(Panjimas.com) — Beberapa hari lalu, Ronny Adi, anak muda Betawi yang selama ini bergiat dalam beragam aktivitas seni mengontak saya. Lantas minta saya bicara dalam Betawi Leadership Forum, Kamis : 1 November 2018. Acara itu digelar sebagai pra Milad ke 2 komunitas Jawara Betawi, yang lahir berbarengan dengan aksi massa di Monas 4 November 2016.
Saya setuju. Terutama karena yang menggelar acara itu, para jawara yang bergabung dalam Brigade Jawa Betawi 411, yang keanggotaannya tak hanya di wilayah DKI Jakarta.
Acaranya sendiri sederhana. Tapi, esensi acaranya menarik : intellectual exercise, menggagas format kaum Betawi masa depan. Hadi dan Roni membuka acara dengan pengantar yang menggugah : “Jawara gak cuman maen pukulan, kudu jago juga maen pikiran.”
Jawara Betawi yang selama ini dikesankan lebih berurusan dengan otot, menggelar kegiatan olah fikir. Bebagai pemikiran yang berkembang dalam diskusi, itu pun menarik disimak.
Anwar al Batawie – Ketua Umum Asosiasi Silat Tradisi Betawi (Astrabi) mengusik simpul kesadaran futuristik tentang pembenahan manajemen organisasi untuk menghadirkan produk budaya Betawi dalam konteks global.
Mengambil benchmark TaeKwonDo yang bermula sebagai seni beladiri tradisi yang berkembang sebagai seni beladiri prestasi dan kemudian berinteraksi dengan industri kreatif yang bergerak cepat bersamaan dengan perkembangan teknologi industri.

::::

Tugas Dikerjakan
1. Apakah tiap pernyataan ini sesuai dengan teks tentang forum Jawara Betawi? Jawab ya atau tidak, lalu kutip kata-kata teks yang menentukannya tanpa diubah.
(a) Betawi Leadership Forum diadakan pada Kamis, 1 November 2018.
(b) Anggota para jawara yang menggelar acara itu hanya ada di wilayah DKI Jakarta.
(c) Anwar al Batawie adalah Ketua Umum Asosiasi Silat Tradisi Betawi.
2. Tuliskan kembali dengan persis bagian teks tentang forum Jawara Betawi yang dimulai dari "Acaranya sendiri sederhana." dan berakhir pada "pun menarik disimak.".
3. Tulis lanjutan teks tentang forum Jawara Betawi, mulai setelah kalimat terakhir yang ada.
Daftar sesudah ini adalah bahan tersendiri, terpisah dari teks tentang forum Jawara Betawi.

::::

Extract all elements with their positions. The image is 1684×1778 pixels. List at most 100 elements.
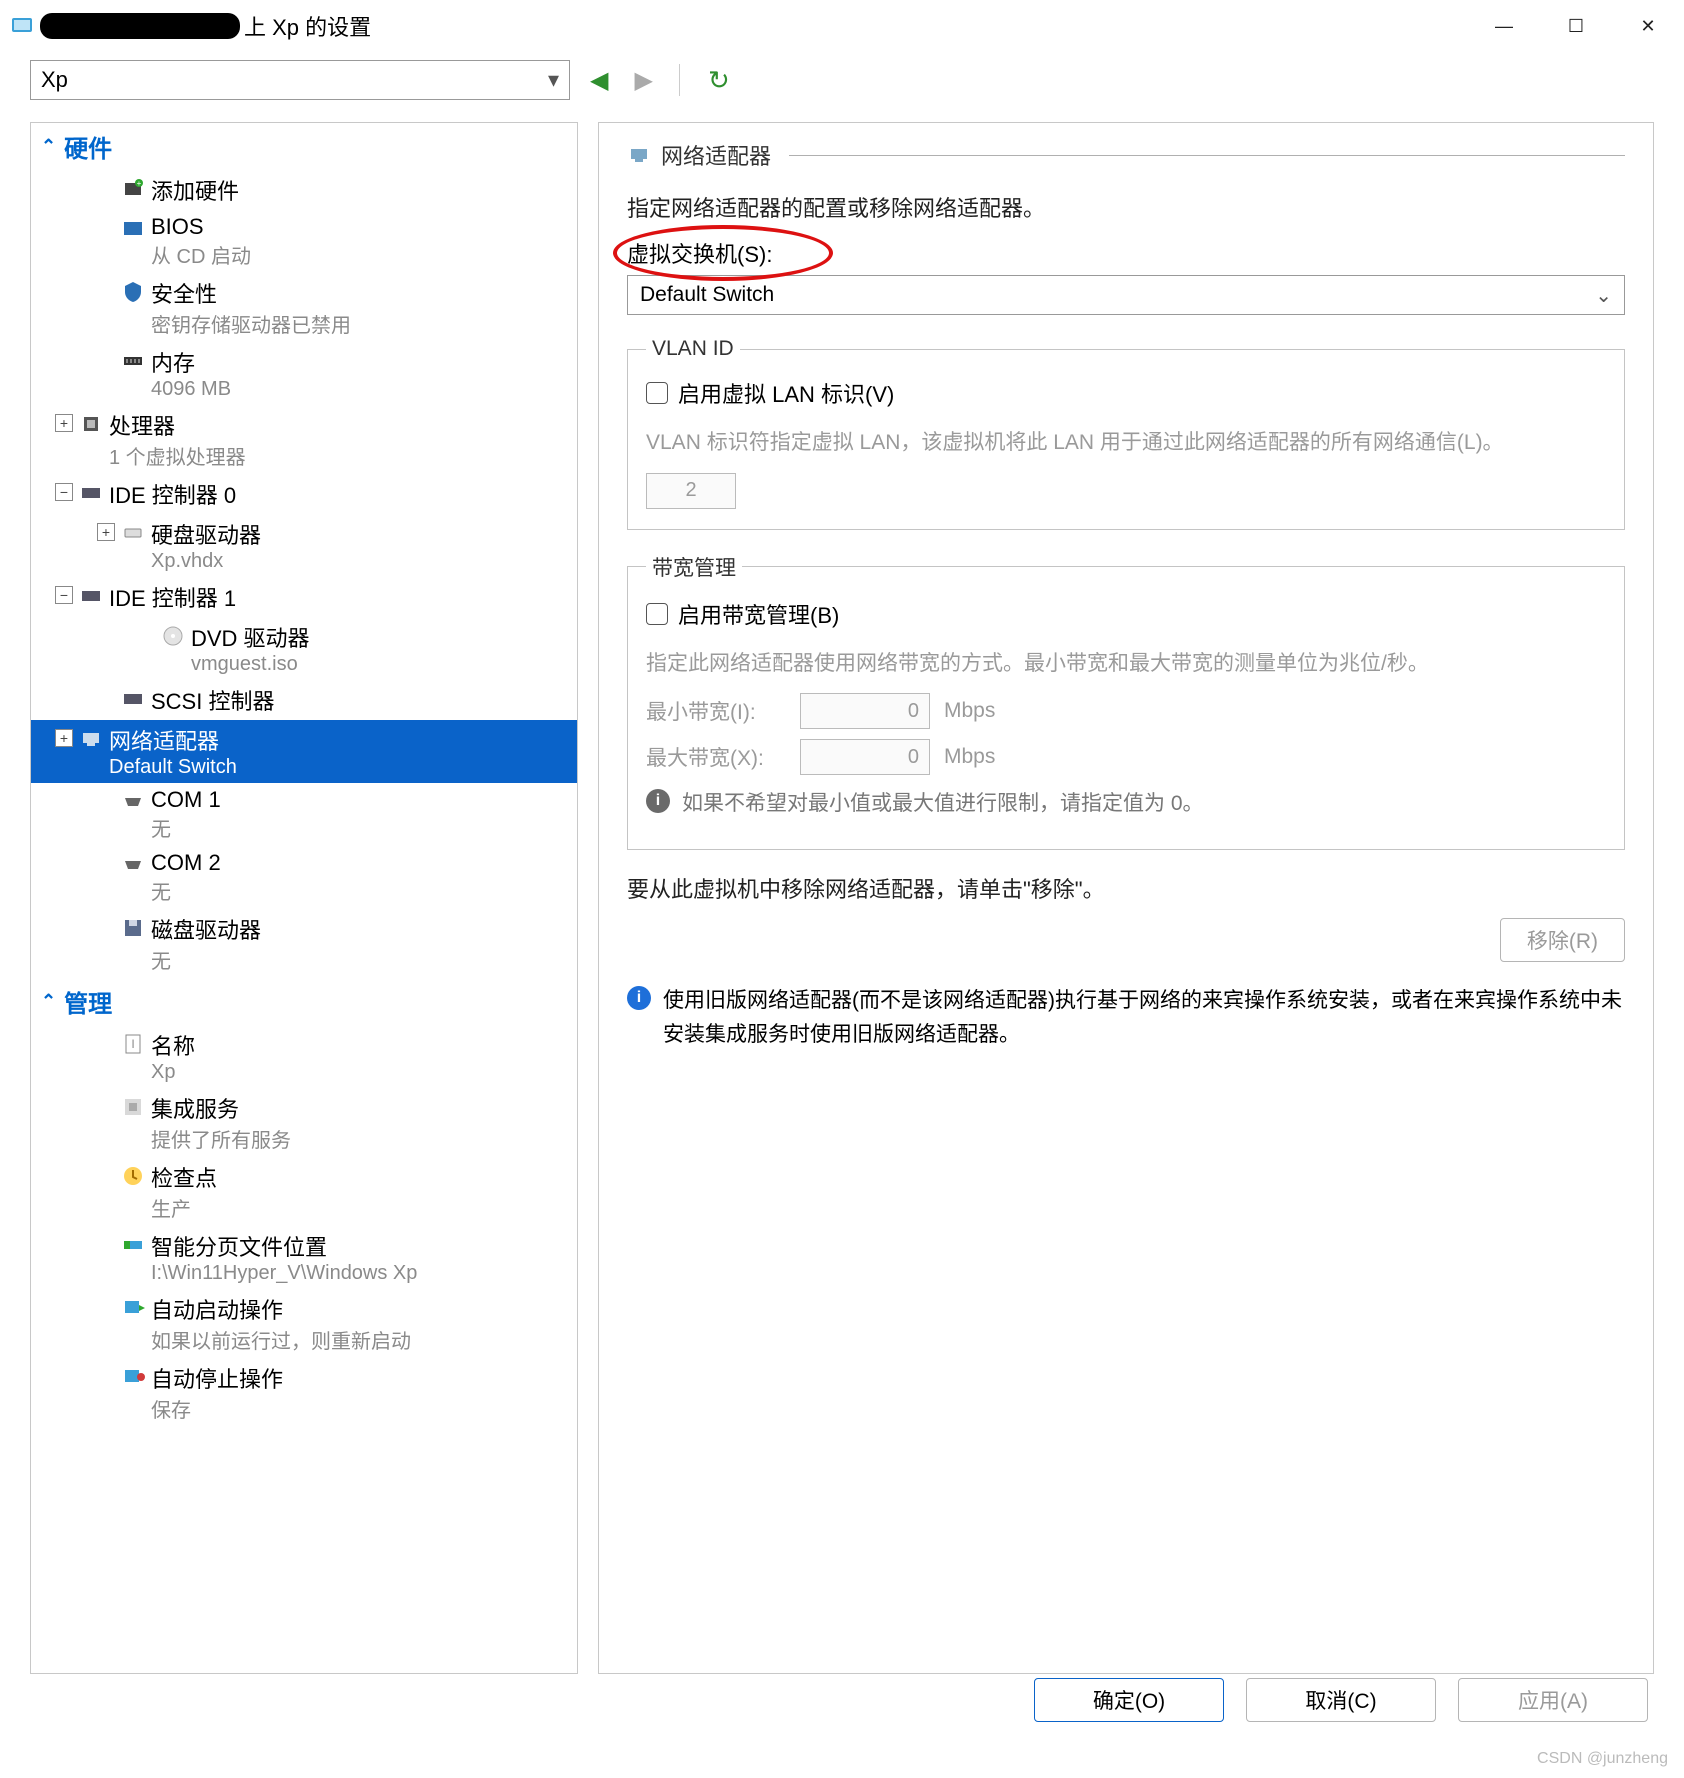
max-bw-input[interactable] — [800, 739, 930, 775]
vlan-desc: VLAN 标识符指定虚拟 LAN，该虚拟机将此 LAN 用于通过此网络适配器的所… — [646, 427, 1606, 459]
info-icon: i — [646, 789, 670, 813]
integration-icon — [121, 1095, 145, 1119]
maximize-button[interactable]: ☐ — [1540, 2, 1612, 50]
vm-dropdown[interactable]: Xp — [30, 60, 570, 100]
apply-button[interactable]: 应用(A) — [1458, 1678, 1648, 1722]
management-section-header[interactable]: ⌃ 管理 — [31, 978, 577, 1025]
bandwidth-enable-checkbox[interactable] — [646, 603, 668, 625]
controller-icon — [121, 687, 145, 711]
tree-integration[interactable]: 集成服务提供了所有服务 — [31, 1088, 577, 1157]
collapse-icon: ⌃ — [41, 136, 56, 157]
panel-title: 网络适配器 — [661, 139, 771, 171]
vlan-legend: VLAN ID — [646, 337, 740, 361]
min-bw-label: 最小带宽(I): — [646, 696, 786, 726]
settings-tree: ⌃ 硬件 + 添加硬件 BIOS从 CD 启动 安全性密钥存储驱动器已禁用 内存… — [30, 122, 578, 1674]
remove-instruction: 要从此虚拟机中移除网络适配器，请单击"移除"。 — [627, 872, 1625, 904]
title-bar: 上 Xp 的设置 — ☐ ✕ — [0, 0, 1684, 52]
hdd-icon — [121, 521, 145, 545]
tree-hdd[interactable]: + 硬盘驱动器Xp.vhdx — [31, 514, 577, 577]
vm-dropdown-value: Xp — [41, 67, 68, 93]
paging-icon — [121, 1233, 145, 1257]
vlan-group: VLAN ID 启用虚拟 LAN 标识(V) VLAN 标识符指定虚拟 LAN，… — [627, 337, 1625, 530]
vswitch-label: 虚拟交换机(S): — [627, 237, 1625, 269]
collapse-icon[interactable]: − — [55, 483, 73, 501]
expand-icon[interactable]: + — [55, 414, 73, 432]
autostop-icon — [121, 1365, 145, 1389]
nav-back-button[interactable]: ◀ — [584, 66, 614, 95]
expand-icon[interactable]: + — [55, 729, 73, 747]
serial-port-icon — [121, 853, 145, 877]
disc-icon — [161, 624, 185, 648]
tree-floppy[interactable]: 磁盘驱动器无 — [31, 909, 577, 978]
tree-processor[interactable]: + 处理器1 个虚拟处理器 — [31, 405, 577, 474]
tree-scsi[interactable]: SCSI 控制器 — [31, 680, 577, 720]
collapse-icon: ⌃ — [41, 991, 56, 1012]
nic-icon — [79, 727, 103, 751]
svg-text:I: I — [131, 1037, 134, 1051]
vlan-enable-label: 启用虚拟 LAN 标识(V) — [678, 377, 894, 409]
max-bw-label: 最大带宽(X): — [646, 742, 786, 772]
memory-icon — [121, 349, 145, 373]
hardware-section-header[interactable]: ⌃ 硬件 — [31, 123, 577, 170]
vswitch-dropdown[interactable]: Default Switch — [627, 275, 1625, 315]
bandwidth-desc: 指定此网络适配器使用网络带宽的方式。最小带宽和最大带宽的测量单位为兆位/秒。 — [646, 648, 1606, 680]
ok-button[interactable]: 确定(O) — [1034, 1678, 1224, 1722]
min-bw-input[interactable] — [800, 693, 930, 729]
dialog-footer: 确定(O) 取消(C) 应用(A) — [0, 1678, 1684, 1738]
name-icon: I — [121, 1032, 145, 1056]
vswitch-value: Default Switch — [640, 283, 774, 307]
min-bw-unit: Mbps — [944, 699, 995, 723]
expand-icon[interactable]: + — [97, 523, 115, 541]
checkpoint-icon — [121, 1164, 145, 1188]
shield-icon — [121, 280, 145, 304]
cancel-button[interactable]: 取消(C) — [1246, 1678, 1436, 1722]
detail-panel: 网络适配器 指定网络适配器的配置或移除网络适配器。 虚拟交换机(S): Defa… — [598, 122, 1654, 1674]
info-icon: i — [627, 986, 651, 1010]
tree-memory[interactable]: 内存4096 MB — [31, 342, 577, 405]
controller-icon — [79, 481, 103, 505]
minimize-button[interactable]: — — [1468, 2, 1540, 50]
nav-forward-button: ▶ — [628, 66, 658, 95]
vlan-id-input[interactable] — [646, 473, 736, 509]
tree-network-adapter[interactable]: + 网络适配器Default Switch — [31, 720, 577, 783]
vlan-enable-checkbox[interactable] — [646, 382, 668, 404]
tree-dvd[interactable]: DVD 驱动器vmguest.iso — [31, 617, 577, 680]
serial-port-icon — [121, 790, 145, 814]
bandwidth-note: 如果不希望对最小值或最大值进行限制，请指定值为 0。 — [682, 787, 1204, 817]
controller-icon — [79, 584, 103, 608]
tree-name[interactable]: I 名称Xp — [31, 1025, 577, 1088]
redacted-hostname — [40, 13, 240, 39]
legacy-nic-note: 使用旧版网络适配器(而不是该网络适配器)执行基于网络的来宾操作系统安装，或者在来… — [663, 984, 1625, 1051]
bandwidth-group: 带宽管理 启用带宽管理(B) 指定此网络适配器使用网络带宽的方式。最小带宽和最大… — [627, 552, 1625, 851]
autostart-icon — [121, 1296, 145, 1320]
watermark: CSDN @junzheng — [1537, 1750, 1668, 1768]
tree-ide0[interactable]: − IDE 控制器 0 — [31, 474, 577, 514]
remove-button[interactable]: 移除(R) — [1500, 918, 1625, 962]
floppy-icon — [121, 916, 145, 940]
bios-icon — [121, 217, 145, 241]
app-icon — [10, 14, 34, 38]
tree-auto-start[interactable]: 自动启动操作如果以前运行过，则重新启动 — [31, 1289, 577, 1358]
add-hardware-icon: + — [121, 177, 145, 201]
tree-smart-paging[interactable]: 智能分页文件位置I:\Win11Hyper_V\Windows Xp — [31, 1226, 577, 1289]
collapse-icon[interactable]: − — [55, 586, 73, 604]
panel-instruction: 指定网络适配器的配置或移除网络适配器。 — [627, 191, 1625, 223]
tree-checkpoints[interactable]: 检查点生产 — [31, 1157, 577, 1226]
tree-auto-stop[interactable]: 自动停止操作保存 — [31, 1358, 577, 1427]
tree-ide1[interactable]: − IDE 控制器 1 — [31, 577, 577, 617]
bandwidth-legend: 带宽管理 — [646, 552, 742, 582]
refresh-button[interactable]: ↻ — [700, 65, 738, 96]
bandwidth-enable-label: 启用带宽管理(B) — [678, 598, 839, 630]
tree-com1[interactable]: COM 1无 — [31, 783, 577, 846]
tree-add-hardware[interactable]: + 添加硬件 — [31, 170, 577, 210]
nic-icon — [627, 143, 651, 167]
tree-com2[interactable]: COM 2无 — [31, 846, 577, 909]
toolbar-divider — [679, 64, 680, 96]
svg-text:+: + — [137, 179, 142, 188]
max-bw-unit: Mbps — [944, 745, 995, 769]
tree-bios[interactable]: BIOS从 CD 启动 — [31, 210, 577, 273]
tree-security[interactable]: 安全性密钥存储驱动器已禁用 — [31, 273, 577, 342]
close-button[interactable]: ✕ — [1612, 2, 1684, 50]
cpu-icon — [79, 412, 103, 436]
toolbar: Xp ◀ ▶ ↻ — [0, 52, 1684, 108]
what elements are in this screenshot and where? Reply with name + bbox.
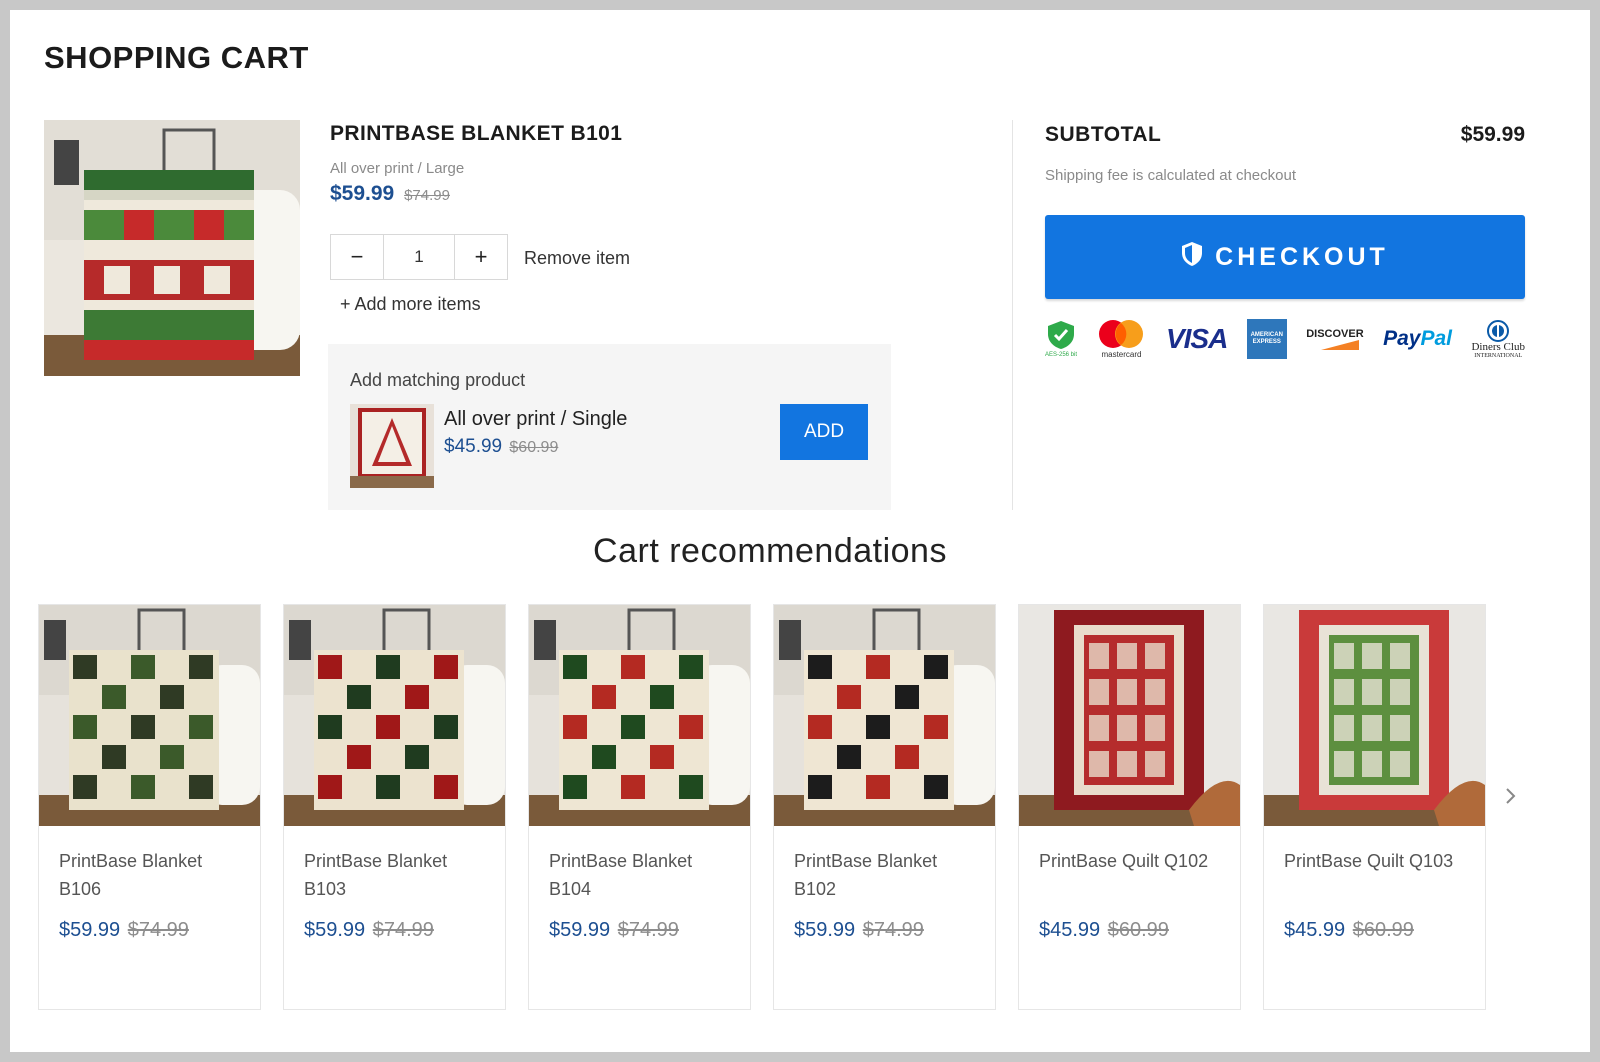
discover-stripe-icon	[1320, 340, 1359, 350]
checkout-label: CHECKOUT	[1215, 242, 1389, 271]
recommendation-sale-price: $45.99	[1039, 919, 1101, 941]
recommendations-title: Cart recommendations	[593, 532, 947, 570]
paypal-text-a: Pay	[1383, 327, 1421, 350]
recommendation-image[interactable]	[39, 605, 260, 826]
quantity-stepper: − 1 +	[330, 234, 508, 280]
add-matching-product-button[interactable]: ADD	[780, 404, 868, 460]
recommendation-sale-price: $59.99	[59, 919, 121, 941]
secure-shield-icon	[1048, 321, 1075, 349]
cart-item-sale-price: $59.99	[330, 182, 395, 205]
recommendation-sale-price: $59.99	[549, 919, 611, 941]
recommendation-name[interactable]: PrintBase Blanket B103	[304, 847, 494, 903]
recommendation-card[interactable]: PrintBase Quilt Q103 $45.99 $60.99	[1263, 604, 1486, 1010]
recommendation-compare-price: $60.99	[1352, 919, 1414, 941]
diners-club-logo: Diners Club INTERNATIONAL	[1471, 317, 1525, 361]
mastercard-icon	[1099, 320, 1144, 348]
page-title: SHOPPING CART	[44, 40, 309, 75]
recommendation-name[interactable]: PrintBase Quilt Q102	[1039, 847, 1229, 875]
visa-logo: VISA	[1165, 323, 1228, 354]
recommendation-price: $59.99 $74.99	[304, 919, 434, 942]
checkout-button[interactable]: CHECKOUT	[1045, 215, 1525, 299]
cart-page: SHOPPING CART PRINTBASE BLANKET B101 All…	[10, 10, 1590, 1052]
recommendation-compare-price: $60.99	[1107, 919, 1169, 941]
recommendation-card[interactable]: PrintBase Blanket B104 $59.99 $74.99	[528, 604, 751, 1010]
recommendation-price: $59.99 $74.99	[549, 919, 679, 942]
recommendation-name[interactable]: PrintBase Blanket B106	[59, 847, 249, 903]
recommendation-compare-price: $74.99	[127, 919, 189, 941]
recommendation-image[interactable]	[1264, 605, 1485, 826]
add-more-items-link[interactable]: + Add more items	[340, 294, 481, 315]
payment-methods: AES-256 bit mastercard VISA AMERICAN EXP…	[1045, 315, 1525, 363]
recommendation-price: $59.99 $74.99	[59, 919, 189, 942]
shipping-note: Shipping fee is calculated at checkout	[1045, 167, 1296, 184]
discover-logo: DISCOVER	[1306, 317, 1364, 361]
recommendation-price: $45.99 $60.99	[1039, 919, 1169, 942]
secure-badge: AES-256 bit	[1045, 317, 1077, 361]
matching-product-variant: All over print / Single	[444, 408, 628, 430]
cart-item-variant: All over print / Large	[330, 160, 465, 177]
diners-line2: INTERNATIONAL	[1474, 352, 1523, 359]
cart-item-compare-price: $74.99	[404, 187, 450, 204]
recommendation-name[interactable]: PrintBase Blanket B102	[794, 847, 984, 903]
quantity-decrease-button[interactable]: −	[331, 235, 383, 279]
recommendation-compare-price: $74.99	[862, 919, 924, 941]
shield-icon	[1181, 241, 1203, 274]
matching-product-price: $45.99 $60.99	[444, 436, 558, 458]
recommendation-price: $45.99 $60.99	[1284, 919, 1414, 942]
mastercard-logo: mastercard	[1096, 317, 1146, 361]
recommendation-image[interactable]	[529, 605, 750, 826]
paypal-logo: Pay Pal	[1383, 317, 1452, 361]
recommendation-compare-price: $74.99	[372, 919, 434, 941]
recommendation-sale-price: $59.99	[304, 919, 366, 941]
chevron-right-icon	[1506, 788, 1516, 804]
recommendation-name[interactable]: PrintBase Quilt Q103	[1284, 847, 1474, 875]
mastercard-text: mastercard	[1101, 350, 1142, 359]
cart-item-image[interactable]	[44, 120, 300, 376]
matching-product-image[interactable]	[350, 404, 434, 488]
paypal-text-b: Pal	[1420, 327, 1453, 350]
amex-logo: AMERICAN EXPRESS	[1246, 319, 1287, 359]
discover-text: DISCOVER	[1306, 328, 1364, 340]
recommendation-image[interactable]	[1019, 605, 1240, 826]
cart-item-price: $59.99 $74.99	[330, 182, 450, 206]
matching-product-title: Add matching product	[350, 370, 526, 390]
recommendation-sale-price: $59.99	[794, 919, 856, 941]
recommendation-compare-price: $74.99	[617, 919, 679, 941]
subtotal-label: SUBTOTAL	[1045, 123, 1162, 146]
recommendation-card[interactable]: PrintBase Blanket B102 $59.99 $74.99	[773, 604, 996, 1010]
matching-product-box: Add matching product All over print / Si…	[328, 344, 891, 510]
remove-item-link[interactable]: Remove item	[524, 248, 630, 269]
matching-product-sale-price: $45.99	[444, 436, 503, 457]
subtotal-value: $59.99	[1460, 123, 1525, 146]
recommendation-name[interactable]: PrintBase Blanket B104	[549, 847, 739, 903]
quantity-increase-button[interactable]: +	[455, 235, 507, 279]
recommendation-image[interactable]	[284, 605, 505, 826]
recommendation-card[interactable]: PrintBase Quilt Q102 $45.99 $60.99	[1018, 604, 1241, 1010]
recommendation-card[interactable]: PrintBase Blanket B106 $59.99 $74.99	[38, 604, 261, 1010]
diners-line1: Diners Club	[1471, 340, 1525, 353]
column-divider	[1012, 120, 1013, 510]
carousel-next-button[interactable]	[1500, 784, 1522, 808]
recommendation-image[interactable]	[774, 605, 995, 826]
secure-badge-text: AES-256 bit	[1045, 352, 1078, 358]
amex-line2: EXPRESS	[1252, 339, 1281, 345]
diners-club-icon	[1487, 319, 1510, 342]
recommendation-card[interactable]: PrintBase Blanket B103 $59.99 $74.99	[283, 604, 506, 1010]
matching-product-compare-price: $60.99	[509, 439, 559, 456]
recommendation-sale-price: $45.99	[1284, 919, 1346, 941]
quantity-input[interactable]: 1	[383, 235, 455, 279]
recommendation-price: $59.99 $74.99	[794, 919, 924, 942]
amex-line1: AMERICAN	[1250, 331, 1283, 338]
cart-item-name[interactable]: PRINTBASE BLANKET B101	[330, 122, 622, 146]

::::

Jawaban Tugas
1.
(a) Ya: "Lantas minta saya bicara dalam Betawi Leadership Forum, Kamis : 1 November 2018."
(b) Tidak: "yang keanggotaannya tak hanya di wilayah DKI Jakarta."
(c) Ya: "Anwar al Batawie – Ketua Umum Asosiasi Silat Tradisi Betawi (Astrabi)"

2.
Acaranya sendiri sederhana. Tapi, esensi acaranya menarik : intellectual exercise, menggagas format kaum Betawi masa depan. Hadi dan Roni membuka acara dengan pengantar yang menggugah : “Jawara gak cuman maen pukulan, kudu jago juga maen pikiran.”
Jawara Betawi yang selama ini dikesankan lebih berurusan dengan otot, menggelar kegiatan olah fikir. Bebagai pemikiran yang berkembang dalam diskusi, itu pun menarik disimak.

3.
Dalam pandangan Anwar, kesadaran untuk memelihara seni beladiri tradisi, khasnya silat tradisi Betawi tidak berhenti hanya pada pelestarian semata, jauh dari itu adalah pengembangan potensi dengan pola perubahan sistemik dan tanpa henti.
Selaras dengan pandangan itu, H. Basir Bustomi – Panglima Komando Nasional Brigade 411 mencermati, konsistensi dan konsekuensi memelihara seni beladiri – silat tradisi Betawi bersifat dimensional. Tak bertumpu hanya pada penguatan metodologi dan sistem pengembangan, melainkan jauh dari itu, juga mesti bertumpu pada dinamika kehidupan sosial budaya yang terus bergerak tanpa henti ke masa depan.
Baik Anwar maupun Basir, sama berpandangan, kesadaran kolektif untuk berinteraksi dengan kemajuan masyarakat, termasuk pengaruh nilai-nilai global dan lokal, akan menjadi energi dalam melihat format baru masyarakat Betawi yang tak lagi tertambat di masa lalu.
Basir mengingatkan tentang disiplin, kesungguhan untuk terus menerus melatih diri berdisiplin, piawai dengan ketangkasan dan keterampilan karena kompeten, disempurnakan oleh proses regenerasi, karena zaman berubah. Terutama, karena para guru yang konsisten melatih orang muda dalam menguasai ilmu silat, juga mengalirkan kearifan hidup yang bersumber dari ajaran agama dan budaya.
Kemampuan mengolah kesadaran, mengembangkan harmoni otot dan otak, menurut Anwar, akan menguatkan attitude berbasis akhlak karimah. Jawara Betawi, menurut Basir, bukan jagoan yang secara konotatif lebih kuat karena otot. Tapi Jawara, karena ada konsistensi meneguhkan akidah, syariah, muamalah dan akhlak.
Mesti ada kesadaran kolektif untuk itu. Terutama, karena menurut H. Hasan Basri – Panglima Brigade Jawara Betawi 411, komunitas yang dipimpinnya lahir, hadir, dan mengalir bersama tumbuh-kembangnya kesadaran untuk berteguh pada tauhid, ilmu pengetahuan, dan siyasah.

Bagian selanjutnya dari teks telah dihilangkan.